- What you will do: List all lines of the data that include the string "this".

- Records supplied:

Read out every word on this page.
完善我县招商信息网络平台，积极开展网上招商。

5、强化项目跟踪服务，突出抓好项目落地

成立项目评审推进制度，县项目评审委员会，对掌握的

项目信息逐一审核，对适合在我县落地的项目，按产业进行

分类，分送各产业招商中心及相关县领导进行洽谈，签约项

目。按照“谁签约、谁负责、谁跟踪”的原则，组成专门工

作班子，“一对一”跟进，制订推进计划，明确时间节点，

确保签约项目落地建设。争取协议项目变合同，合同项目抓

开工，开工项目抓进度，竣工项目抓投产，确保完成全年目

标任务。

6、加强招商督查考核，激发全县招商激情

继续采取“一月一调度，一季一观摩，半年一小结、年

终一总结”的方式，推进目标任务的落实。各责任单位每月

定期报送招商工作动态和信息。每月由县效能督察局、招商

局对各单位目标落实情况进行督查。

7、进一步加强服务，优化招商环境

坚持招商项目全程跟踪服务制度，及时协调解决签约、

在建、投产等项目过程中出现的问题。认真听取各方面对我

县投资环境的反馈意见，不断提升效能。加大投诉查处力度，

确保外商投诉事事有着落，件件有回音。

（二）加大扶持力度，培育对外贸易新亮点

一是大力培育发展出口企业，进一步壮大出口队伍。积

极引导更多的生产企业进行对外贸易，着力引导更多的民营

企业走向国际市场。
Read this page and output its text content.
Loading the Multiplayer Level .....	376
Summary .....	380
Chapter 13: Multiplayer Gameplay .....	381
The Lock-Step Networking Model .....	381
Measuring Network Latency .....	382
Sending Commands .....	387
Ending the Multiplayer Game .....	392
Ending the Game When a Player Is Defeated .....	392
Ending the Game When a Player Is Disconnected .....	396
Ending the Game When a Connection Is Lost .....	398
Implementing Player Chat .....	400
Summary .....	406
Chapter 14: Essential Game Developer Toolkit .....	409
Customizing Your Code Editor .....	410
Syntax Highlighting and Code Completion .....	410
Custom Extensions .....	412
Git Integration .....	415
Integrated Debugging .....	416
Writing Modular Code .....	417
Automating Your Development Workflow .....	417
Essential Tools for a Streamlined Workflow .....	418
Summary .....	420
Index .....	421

- Finished exercise:
Read out every word on this page.
Read this page and output its text content.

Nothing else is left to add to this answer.